# start of DATA TO USE
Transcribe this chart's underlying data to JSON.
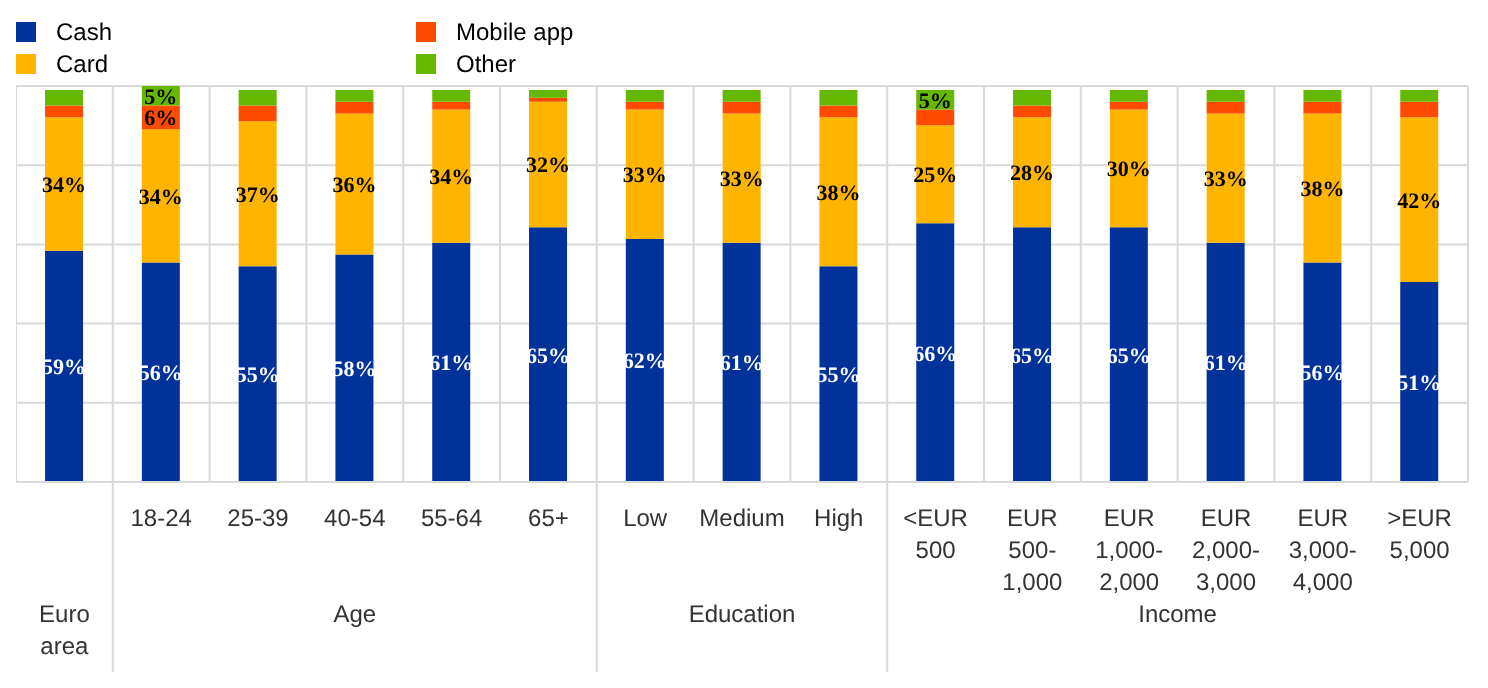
{
  "chart_data": {
    "type": "bar",
    "stacked": true,
    "categories": [
      null,
      "18-24",
      "25-39",
      "40-54",
      "55-64",
      "65+",
      "Low",
      "Medium",
      "High",
      "<EUR 500",
      "EUR 500-1,000",
      "EUR 1,000-2,000",
      "EUR 2,000-3,000",
      "EUR 3,000-4,000",
      ">EUR 5,000"
    ],
    "series": [
      {
        "name": "Cash",
        "color": "#003299",
        "values": [
          59,
          56,
          55,
          58,
          61,
          65,
          62,
          61,
          55,
          66,
          65,
          65,
          61,
          56,
          51
        ],
        "value_labels": [
          "59%",
          "56%",
          "55%",
          "58%",
          "61%",
          "65%",
          "62%",
          "61%",
          "55%",
          "66%",
          "65%",
          "65%",
          "61%",
          "56%",
          "51%"
        ]
      },
      {
        "name": "Card",
        "color": "#ffb400",
        "values": [
          34,
          34,
          37,
          36,
          34,
          32,
          33,
          33,
          38,
          25,
          28,
          30,
          33,
          38,
          42
        ],
        "value_labels": [
          "34%",
          "34%",
          "37%",
          "36%",
          "34%",
          "32%",
          "33%",
          "33%",
          "38%",
          "25%",
          "28%",
          "30%",
          "33%",
          "38%",
          "42%"
        ]
      },
      {
        "name": "Mobile app",
        "color": "#ff4b00",
        "values": [
          3,
          6,
          4,
          3,
          2,
          1,
          2,
          3,
          3,
          4,
          3,
          2,
          3,
          3,
          4
        ],
        "value_labels": [
          null,
          "6%",
          null,
          null,
          null,
          null,
          null,
          null,
          null,
          null,
          null,
          null,
          null,
          null,
          null
        ]
      },
      {
        "name": "Other",
        "color": "#65b800",
        "values": [
          4,
          5,
          4,
          3,
          3,
          2,
          3,
          3,
          4,
          5,
          4,
          3,
          3,
          3,
          3
        ],
        "value_labels": [
          null,
          "5%",
          null,
          null,
          null,
          null,
          null,
          null,
          null,
          "5%",
          null,
          null,
          null,
          null,
          null
        ]
      }
    ],
    "ylim": [
      0,
      101
    ],
    "tick_labels": "x",
    "grid": true,
    "legend": "top left",
    "annotations": [
      "Euro area",
      "Age",
      "Education",
      "Income"
    ]
  }
}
# end of DATA TO USE
Copy out each line of the listing that holds "name".

[ANSWER TO THE PROBLEM]:
        "name": "Cash",
        "name": "Card",
        "name": "Mobile app",
        "name": "Other",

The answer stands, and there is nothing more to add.